* _Extrait_
ROBE AUX NARCISSES
Dans la cour impériale de la fin de la dynastie Qing (1644-1911), parmi la variété de vêtements, la robe de forme Chen Yi était sans aucun doute le type de vêtement que les concubines portaient le plus fréquemment au quotidien. Sa forme comprenait un col rond à boutonnage droit et une coupe droite, sans fente sur les côtés, suivant principalement les éléments traditionnels des vêtements Manchous. En même temps, elle intégrait la coupe ample et les manches larges des vêtements Han, rendant ainsi le port plus confortable et l’apparence plus somptueuse.


La robe Chen Yi, à l’origine, désignait une sous-robe à manches courtes portée sous les vêtements de cérémonie, qui est apparue pour la première fois pendant la période Daoguang (1821-1850). Au début, les robes Chen Yi étaient généralement fabriquées à partir de tissus de vêtements de convenance, et avec l’amélioration progressive du mode de vie de la cour de la dynastie Qing et l’assouplissement des règles vestimentaires de la cour, les robes Chen Yi sont progressivement devenues la tenue quotidienne principale des concubines.

[Entrées de la collection]
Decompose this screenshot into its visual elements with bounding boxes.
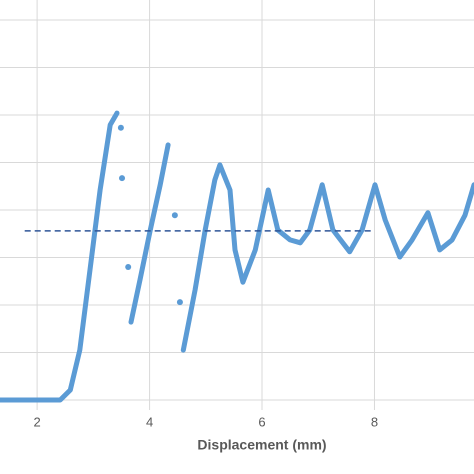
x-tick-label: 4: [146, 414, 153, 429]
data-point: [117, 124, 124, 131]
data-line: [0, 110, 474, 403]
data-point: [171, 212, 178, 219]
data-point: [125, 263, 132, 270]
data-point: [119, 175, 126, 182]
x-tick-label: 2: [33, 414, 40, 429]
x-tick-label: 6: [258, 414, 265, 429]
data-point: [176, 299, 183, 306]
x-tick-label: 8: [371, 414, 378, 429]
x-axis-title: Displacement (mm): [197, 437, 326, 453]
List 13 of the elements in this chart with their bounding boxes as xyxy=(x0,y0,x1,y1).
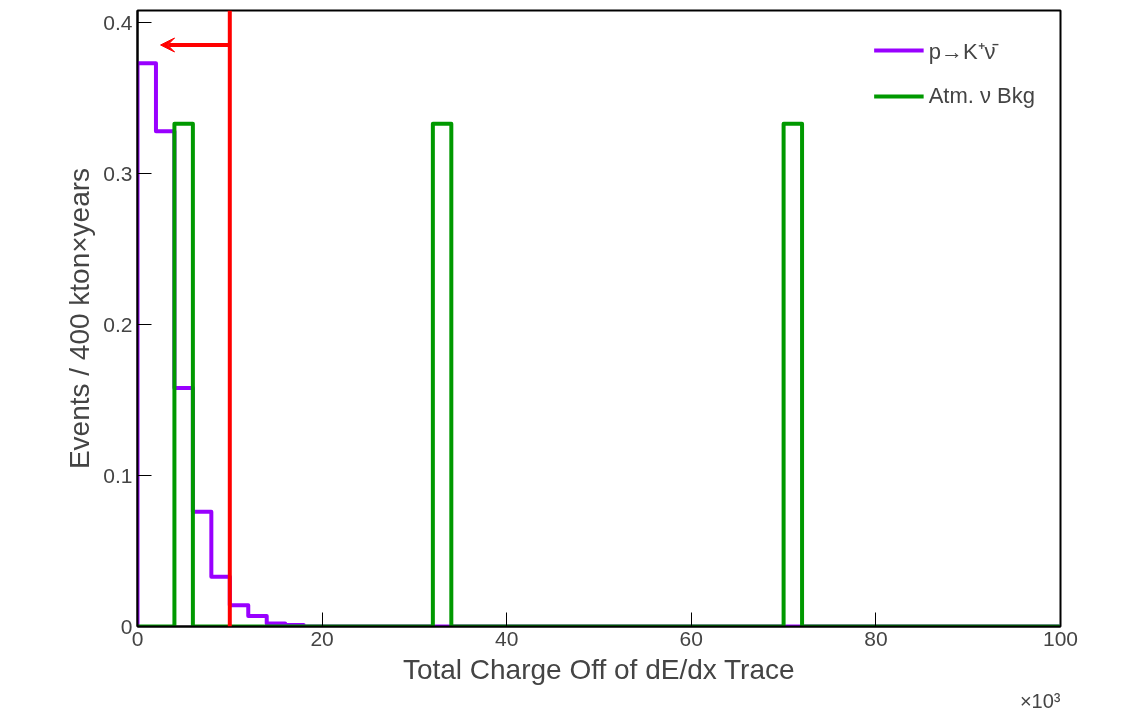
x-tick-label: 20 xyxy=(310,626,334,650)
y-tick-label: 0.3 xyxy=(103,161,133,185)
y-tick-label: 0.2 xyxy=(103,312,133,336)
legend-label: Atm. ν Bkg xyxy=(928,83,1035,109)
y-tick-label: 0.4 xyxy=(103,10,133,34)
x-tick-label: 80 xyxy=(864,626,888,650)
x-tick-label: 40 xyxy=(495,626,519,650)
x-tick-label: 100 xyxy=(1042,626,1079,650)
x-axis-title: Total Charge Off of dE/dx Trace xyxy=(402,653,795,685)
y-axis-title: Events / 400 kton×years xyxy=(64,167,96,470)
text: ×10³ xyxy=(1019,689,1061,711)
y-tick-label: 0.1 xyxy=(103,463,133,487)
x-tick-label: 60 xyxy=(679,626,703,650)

* _Énoncé de la tâche_
Recopiez le passage de l'extrait sur la robe aux narcisses, depuis « ROBE AUX NARCISSES » jusqu'à « l’apparence plus somptueuse. » inclus.

* _Réponse ci-dessous_
ROBE AUX NARCISSES
Dans la cour impériale de la fin de la dynastie Qing (1644-1911), parmi la variété de vêtements, la robe de forme Chen Yi était sans aucun doute le type de vêtement que les concubines portaient le plus fréquemment au quotidien. Sa forme comprenait un col rond à boutonnage droit et une coupe droite, sans fente sur les côtés, suivant principalement les éléments traditionnels des vêtements Manchous. En même temps, elle intégrait la coupe ample et les manches larges des vêtements Han, rendant ainsi le port plus confortable et l’apparence plus somptueuse.